#### ABOUT THIS EXERCISE:
Look over the material below and count the lines that include "épidémique". Give only the total.

#### EXERCISE DATA:
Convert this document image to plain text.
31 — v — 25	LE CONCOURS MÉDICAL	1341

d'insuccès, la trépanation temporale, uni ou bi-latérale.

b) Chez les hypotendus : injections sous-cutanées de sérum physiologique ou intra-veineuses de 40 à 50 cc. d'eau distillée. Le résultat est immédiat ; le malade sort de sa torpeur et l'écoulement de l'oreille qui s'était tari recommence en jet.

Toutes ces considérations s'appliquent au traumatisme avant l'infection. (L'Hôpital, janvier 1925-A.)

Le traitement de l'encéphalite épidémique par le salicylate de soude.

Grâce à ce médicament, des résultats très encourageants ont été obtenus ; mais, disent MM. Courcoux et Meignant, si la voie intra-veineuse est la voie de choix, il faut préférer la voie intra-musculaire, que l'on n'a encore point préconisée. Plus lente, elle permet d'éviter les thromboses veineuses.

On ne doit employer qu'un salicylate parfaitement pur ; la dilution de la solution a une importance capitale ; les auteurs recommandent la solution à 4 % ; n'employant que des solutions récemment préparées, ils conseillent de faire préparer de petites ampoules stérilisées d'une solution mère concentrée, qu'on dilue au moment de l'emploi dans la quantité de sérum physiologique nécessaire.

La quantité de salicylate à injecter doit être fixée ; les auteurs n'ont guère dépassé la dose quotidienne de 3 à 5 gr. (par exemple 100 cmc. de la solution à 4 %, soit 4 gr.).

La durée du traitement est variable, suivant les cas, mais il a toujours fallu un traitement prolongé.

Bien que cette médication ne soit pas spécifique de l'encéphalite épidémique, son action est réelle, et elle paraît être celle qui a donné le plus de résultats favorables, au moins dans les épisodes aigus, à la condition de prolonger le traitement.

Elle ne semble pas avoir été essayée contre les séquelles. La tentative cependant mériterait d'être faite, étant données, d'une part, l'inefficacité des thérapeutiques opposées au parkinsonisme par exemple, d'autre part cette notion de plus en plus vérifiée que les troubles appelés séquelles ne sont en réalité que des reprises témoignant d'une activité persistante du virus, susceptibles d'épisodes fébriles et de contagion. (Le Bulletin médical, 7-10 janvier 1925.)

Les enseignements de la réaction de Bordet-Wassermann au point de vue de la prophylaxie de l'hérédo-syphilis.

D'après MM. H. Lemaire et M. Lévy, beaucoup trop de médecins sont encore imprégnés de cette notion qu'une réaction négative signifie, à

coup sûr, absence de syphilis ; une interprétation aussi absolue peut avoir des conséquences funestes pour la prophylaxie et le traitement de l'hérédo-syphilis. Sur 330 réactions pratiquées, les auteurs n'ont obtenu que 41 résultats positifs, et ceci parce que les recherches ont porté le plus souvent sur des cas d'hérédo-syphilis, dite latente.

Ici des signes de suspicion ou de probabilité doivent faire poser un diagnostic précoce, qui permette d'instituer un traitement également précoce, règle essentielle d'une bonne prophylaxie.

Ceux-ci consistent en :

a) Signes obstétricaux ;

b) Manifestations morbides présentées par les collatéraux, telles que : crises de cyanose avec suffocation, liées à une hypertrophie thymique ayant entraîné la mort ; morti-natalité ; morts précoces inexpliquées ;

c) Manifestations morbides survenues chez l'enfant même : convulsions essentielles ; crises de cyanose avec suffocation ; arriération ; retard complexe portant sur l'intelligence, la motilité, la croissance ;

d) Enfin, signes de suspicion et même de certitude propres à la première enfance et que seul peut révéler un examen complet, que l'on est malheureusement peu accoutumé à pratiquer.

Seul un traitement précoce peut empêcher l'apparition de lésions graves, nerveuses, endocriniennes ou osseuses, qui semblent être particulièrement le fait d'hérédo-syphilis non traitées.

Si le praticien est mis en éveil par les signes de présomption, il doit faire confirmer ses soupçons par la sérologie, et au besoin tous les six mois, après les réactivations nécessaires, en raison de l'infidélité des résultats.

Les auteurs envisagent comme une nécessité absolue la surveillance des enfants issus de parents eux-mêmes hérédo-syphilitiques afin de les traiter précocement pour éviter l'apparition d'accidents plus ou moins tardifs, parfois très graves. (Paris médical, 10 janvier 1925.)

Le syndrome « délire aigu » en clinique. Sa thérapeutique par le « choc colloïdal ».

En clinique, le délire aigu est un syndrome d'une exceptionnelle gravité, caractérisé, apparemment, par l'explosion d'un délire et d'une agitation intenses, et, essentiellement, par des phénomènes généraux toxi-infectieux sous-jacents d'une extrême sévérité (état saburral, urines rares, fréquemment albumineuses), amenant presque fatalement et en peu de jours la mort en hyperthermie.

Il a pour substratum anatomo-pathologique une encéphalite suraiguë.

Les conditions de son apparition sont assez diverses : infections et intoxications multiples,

#### ANSWER SECTION:
2